● EXERCISE TASK
Wherever the string "Ultra" occurs in a line of these records, report that line.

»»

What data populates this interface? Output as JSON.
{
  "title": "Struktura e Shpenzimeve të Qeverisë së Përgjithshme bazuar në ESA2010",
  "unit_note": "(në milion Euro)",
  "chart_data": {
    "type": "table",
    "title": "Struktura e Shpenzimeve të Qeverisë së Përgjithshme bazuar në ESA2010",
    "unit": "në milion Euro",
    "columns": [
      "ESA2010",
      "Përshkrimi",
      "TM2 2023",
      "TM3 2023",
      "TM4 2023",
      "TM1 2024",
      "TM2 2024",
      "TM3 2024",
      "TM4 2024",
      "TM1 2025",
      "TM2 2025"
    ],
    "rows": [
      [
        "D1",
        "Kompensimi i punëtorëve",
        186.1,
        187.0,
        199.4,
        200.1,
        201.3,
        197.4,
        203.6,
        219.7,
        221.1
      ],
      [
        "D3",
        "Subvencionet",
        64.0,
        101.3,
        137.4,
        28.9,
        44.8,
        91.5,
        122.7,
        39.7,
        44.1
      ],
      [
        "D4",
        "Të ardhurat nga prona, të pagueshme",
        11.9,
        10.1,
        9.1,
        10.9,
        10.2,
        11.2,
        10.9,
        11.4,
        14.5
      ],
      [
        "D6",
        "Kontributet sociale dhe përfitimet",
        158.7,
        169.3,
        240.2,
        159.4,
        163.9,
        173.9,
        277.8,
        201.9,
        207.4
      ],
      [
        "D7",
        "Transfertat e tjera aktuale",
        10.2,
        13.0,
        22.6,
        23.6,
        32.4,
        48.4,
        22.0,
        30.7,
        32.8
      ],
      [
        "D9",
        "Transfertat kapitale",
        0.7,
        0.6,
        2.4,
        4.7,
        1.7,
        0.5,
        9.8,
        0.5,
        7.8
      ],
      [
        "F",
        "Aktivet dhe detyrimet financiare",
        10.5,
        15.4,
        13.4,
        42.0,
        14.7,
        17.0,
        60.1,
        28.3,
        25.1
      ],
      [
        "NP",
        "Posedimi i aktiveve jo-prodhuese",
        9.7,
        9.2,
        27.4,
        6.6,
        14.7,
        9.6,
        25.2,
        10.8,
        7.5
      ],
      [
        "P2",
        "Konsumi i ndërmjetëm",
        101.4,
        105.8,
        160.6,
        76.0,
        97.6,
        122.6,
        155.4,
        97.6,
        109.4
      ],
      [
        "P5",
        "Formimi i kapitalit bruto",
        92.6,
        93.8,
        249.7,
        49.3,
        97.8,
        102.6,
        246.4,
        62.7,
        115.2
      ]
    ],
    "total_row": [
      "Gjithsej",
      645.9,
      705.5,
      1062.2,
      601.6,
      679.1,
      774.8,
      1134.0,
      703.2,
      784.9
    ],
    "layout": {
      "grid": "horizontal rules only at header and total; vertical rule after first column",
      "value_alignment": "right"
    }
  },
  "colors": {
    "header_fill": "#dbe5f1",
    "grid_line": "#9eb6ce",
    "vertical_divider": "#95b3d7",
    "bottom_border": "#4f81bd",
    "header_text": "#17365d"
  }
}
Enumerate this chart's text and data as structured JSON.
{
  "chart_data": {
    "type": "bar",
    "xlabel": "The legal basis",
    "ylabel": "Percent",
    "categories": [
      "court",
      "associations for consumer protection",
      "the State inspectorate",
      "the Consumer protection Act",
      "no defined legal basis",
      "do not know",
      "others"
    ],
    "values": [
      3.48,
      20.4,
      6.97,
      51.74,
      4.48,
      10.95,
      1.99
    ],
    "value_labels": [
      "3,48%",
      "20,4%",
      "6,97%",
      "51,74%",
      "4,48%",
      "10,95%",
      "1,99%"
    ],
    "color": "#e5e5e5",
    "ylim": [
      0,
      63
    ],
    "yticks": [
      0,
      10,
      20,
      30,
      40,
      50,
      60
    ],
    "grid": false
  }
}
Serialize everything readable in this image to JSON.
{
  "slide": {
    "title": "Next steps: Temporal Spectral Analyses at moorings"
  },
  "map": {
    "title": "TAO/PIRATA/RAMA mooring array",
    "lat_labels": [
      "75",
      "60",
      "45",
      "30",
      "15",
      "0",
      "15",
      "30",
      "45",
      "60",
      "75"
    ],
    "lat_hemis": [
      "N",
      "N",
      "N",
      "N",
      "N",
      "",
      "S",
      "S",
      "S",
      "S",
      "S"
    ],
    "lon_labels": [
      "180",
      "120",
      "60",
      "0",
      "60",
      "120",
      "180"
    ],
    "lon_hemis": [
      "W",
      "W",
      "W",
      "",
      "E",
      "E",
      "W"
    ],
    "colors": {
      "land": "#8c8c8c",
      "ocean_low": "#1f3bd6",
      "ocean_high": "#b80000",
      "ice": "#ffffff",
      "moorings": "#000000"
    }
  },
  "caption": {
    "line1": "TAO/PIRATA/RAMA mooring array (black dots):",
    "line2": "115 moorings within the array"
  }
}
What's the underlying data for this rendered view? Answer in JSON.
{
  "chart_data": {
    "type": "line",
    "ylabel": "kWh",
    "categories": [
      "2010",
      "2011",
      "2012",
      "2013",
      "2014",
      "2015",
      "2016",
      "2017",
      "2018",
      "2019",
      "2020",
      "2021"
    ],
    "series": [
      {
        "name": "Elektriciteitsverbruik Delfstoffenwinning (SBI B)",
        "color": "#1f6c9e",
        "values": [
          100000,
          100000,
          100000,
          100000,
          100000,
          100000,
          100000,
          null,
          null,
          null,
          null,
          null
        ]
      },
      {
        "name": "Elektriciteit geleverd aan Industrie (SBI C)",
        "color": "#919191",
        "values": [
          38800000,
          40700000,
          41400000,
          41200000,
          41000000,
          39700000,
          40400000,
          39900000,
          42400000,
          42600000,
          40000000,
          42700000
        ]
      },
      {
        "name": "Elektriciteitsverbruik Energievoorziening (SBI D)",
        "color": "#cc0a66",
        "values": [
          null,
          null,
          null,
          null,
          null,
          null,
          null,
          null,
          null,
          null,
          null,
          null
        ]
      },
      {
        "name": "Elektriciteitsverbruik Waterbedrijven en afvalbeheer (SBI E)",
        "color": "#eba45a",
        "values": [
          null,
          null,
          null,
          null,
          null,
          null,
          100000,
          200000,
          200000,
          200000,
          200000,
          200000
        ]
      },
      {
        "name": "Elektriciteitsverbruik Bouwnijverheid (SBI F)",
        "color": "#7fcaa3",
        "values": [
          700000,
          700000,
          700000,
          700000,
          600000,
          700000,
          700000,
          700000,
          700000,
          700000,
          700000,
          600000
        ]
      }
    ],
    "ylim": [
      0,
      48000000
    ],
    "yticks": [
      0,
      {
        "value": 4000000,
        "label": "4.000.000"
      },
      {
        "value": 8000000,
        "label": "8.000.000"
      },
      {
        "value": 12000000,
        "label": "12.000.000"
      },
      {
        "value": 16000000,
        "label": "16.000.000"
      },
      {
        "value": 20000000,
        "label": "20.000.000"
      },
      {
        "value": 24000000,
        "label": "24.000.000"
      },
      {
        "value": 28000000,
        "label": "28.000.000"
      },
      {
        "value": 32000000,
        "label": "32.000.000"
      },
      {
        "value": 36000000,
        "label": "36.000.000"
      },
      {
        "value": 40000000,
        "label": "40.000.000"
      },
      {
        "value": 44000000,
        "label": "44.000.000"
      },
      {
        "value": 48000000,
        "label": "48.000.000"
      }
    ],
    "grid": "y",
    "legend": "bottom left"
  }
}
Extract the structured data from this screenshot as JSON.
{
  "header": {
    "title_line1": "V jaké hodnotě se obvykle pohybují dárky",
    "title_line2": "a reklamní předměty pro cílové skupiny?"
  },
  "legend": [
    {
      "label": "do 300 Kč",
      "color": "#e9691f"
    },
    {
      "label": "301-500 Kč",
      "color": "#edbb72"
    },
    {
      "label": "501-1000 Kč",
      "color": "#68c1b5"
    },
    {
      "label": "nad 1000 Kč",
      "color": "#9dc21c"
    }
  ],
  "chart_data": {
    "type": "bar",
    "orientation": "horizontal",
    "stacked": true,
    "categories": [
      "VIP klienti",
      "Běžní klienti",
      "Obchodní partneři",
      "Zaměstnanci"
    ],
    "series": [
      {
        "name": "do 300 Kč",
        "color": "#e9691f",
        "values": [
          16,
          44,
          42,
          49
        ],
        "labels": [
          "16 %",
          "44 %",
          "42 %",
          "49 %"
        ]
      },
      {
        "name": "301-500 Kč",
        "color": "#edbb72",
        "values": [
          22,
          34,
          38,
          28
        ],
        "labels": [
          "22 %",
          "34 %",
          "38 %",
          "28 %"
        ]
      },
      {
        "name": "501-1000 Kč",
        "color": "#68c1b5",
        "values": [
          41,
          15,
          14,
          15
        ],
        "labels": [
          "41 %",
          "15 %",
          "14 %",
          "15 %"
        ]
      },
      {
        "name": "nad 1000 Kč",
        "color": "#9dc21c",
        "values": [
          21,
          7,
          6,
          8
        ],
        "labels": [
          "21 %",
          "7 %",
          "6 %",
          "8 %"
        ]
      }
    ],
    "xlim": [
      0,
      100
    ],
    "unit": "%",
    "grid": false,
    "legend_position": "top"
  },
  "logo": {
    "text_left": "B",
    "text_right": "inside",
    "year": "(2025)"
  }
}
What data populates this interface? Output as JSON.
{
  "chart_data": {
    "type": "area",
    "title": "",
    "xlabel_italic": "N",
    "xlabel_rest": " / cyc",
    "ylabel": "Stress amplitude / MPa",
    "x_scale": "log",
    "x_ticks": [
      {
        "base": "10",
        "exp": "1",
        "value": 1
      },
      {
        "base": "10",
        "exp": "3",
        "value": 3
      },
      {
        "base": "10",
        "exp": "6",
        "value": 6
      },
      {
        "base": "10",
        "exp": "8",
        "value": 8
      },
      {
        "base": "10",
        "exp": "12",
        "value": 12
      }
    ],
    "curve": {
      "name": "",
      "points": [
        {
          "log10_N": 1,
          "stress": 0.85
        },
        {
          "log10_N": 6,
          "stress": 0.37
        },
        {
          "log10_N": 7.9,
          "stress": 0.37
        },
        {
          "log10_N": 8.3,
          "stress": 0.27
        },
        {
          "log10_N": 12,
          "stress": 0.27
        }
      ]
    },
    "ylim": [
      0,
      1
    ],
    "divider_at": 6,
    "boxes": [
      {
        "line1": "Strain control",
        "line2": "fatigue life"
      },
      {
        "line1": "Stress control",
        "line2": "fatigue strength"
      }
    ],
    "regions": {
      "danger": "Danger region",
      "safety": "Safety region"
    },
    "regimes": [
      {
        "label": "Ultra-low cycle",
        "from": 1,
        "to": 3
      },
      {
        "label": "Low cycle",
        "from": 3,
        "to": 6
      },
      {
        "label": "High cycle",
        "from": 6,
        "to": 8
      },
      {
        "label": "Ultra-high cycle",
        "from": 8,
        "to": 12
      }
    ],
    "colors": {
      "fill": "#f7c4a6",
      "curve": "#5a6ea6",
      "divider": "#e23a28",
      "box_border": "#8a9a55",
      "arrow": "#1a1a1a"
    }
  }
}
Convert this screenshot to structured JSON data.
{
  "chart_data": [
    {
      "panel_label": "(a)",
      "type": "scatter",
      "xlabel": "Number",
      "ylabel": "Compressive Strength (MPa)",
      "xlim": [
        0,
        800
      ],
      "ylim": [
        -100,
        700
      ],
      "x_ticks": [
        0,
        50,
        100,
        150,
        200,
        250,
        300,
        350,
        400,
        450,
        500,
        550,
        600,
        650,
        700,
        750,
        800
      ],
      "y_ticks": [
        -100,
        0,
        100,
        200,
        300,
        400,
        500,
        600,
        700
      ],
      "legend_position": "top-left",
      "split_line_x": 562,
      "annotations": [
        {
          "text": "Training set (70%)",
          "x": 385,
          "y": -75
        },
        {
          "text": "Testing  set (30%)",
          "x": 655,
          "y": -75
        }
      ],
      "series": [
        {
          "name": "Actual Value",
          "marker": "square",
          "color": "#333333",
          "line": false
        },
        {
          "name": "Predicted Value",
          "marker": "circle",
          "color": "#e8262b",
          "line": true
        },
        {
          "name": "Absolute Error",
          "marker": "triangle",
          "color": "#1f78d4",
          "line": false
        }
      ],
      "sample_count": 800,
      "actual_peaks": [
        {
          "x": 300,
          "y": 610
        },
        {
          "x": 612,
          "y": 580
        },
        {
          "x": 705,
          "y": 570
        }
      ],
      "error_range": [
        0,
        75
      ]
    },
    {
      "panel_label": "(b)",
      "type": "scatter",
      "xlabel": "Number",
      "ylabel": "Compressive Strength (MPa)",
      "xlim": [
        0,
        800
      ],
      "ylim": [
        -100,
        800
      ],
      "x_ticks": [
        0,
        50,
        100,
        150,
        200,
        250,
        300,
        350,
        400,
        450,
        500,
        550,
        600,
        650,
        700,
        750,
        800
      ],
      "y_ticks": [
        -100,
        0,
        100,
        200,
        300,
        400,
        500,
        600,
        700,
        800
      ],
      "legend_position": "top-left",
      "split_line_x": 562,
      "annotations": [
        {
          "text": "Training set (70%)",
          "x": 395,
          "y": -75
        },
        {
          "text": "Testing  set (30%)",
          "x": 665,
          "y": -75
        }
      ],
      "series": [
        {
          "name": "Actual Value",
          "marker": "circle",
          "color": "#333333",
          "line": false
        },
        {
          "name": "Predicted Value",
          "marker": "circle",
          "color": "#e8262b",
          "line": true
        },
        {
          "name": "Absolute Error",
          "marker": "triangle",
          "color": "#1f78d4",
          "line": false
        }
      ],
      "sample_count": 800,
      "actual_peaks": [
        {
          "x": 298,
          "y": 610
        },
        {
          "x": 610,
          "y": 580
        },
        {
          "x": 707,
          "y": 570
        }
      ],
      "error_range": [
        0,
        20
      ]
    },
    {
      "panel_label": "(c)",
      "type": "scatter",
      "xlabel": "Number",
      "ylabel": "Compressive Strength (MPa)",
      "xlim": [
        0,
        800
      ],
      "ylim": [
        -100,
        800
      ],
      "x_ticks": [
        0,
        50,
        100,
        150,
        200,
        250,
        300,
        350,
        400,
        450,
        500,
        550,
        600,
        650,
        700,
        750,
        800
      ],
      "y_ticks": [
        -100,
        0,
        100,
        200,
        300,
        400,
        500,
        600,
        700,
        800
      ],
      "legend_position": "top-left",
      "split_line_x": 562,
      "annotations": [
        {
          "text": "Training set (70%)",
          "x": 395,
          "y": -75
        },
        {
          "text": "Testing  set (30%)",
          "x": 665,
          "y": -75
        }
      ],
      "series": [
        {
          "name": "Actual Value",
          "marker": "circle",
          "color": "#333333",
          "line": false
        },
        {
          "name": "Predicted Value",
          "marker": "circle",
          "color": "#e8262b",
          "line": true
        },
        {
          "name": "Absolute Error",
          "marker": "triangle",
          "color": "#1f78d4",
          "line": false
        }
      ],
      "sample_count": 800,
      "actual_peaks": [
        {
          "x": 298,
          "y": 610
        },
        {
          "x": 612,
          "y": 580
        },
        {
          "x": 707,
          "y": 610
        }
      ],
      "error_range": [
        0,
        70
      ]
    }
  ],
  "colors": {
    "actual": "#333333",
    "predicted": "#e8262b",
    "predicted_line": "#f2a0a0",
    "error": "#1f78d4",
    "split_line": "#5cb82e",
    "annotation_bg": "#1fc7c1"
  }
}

««

● RESPONSE TO THE EXERCISE
        "label": "Ultra-low cycle",
        "label": "Ultra-high cycle",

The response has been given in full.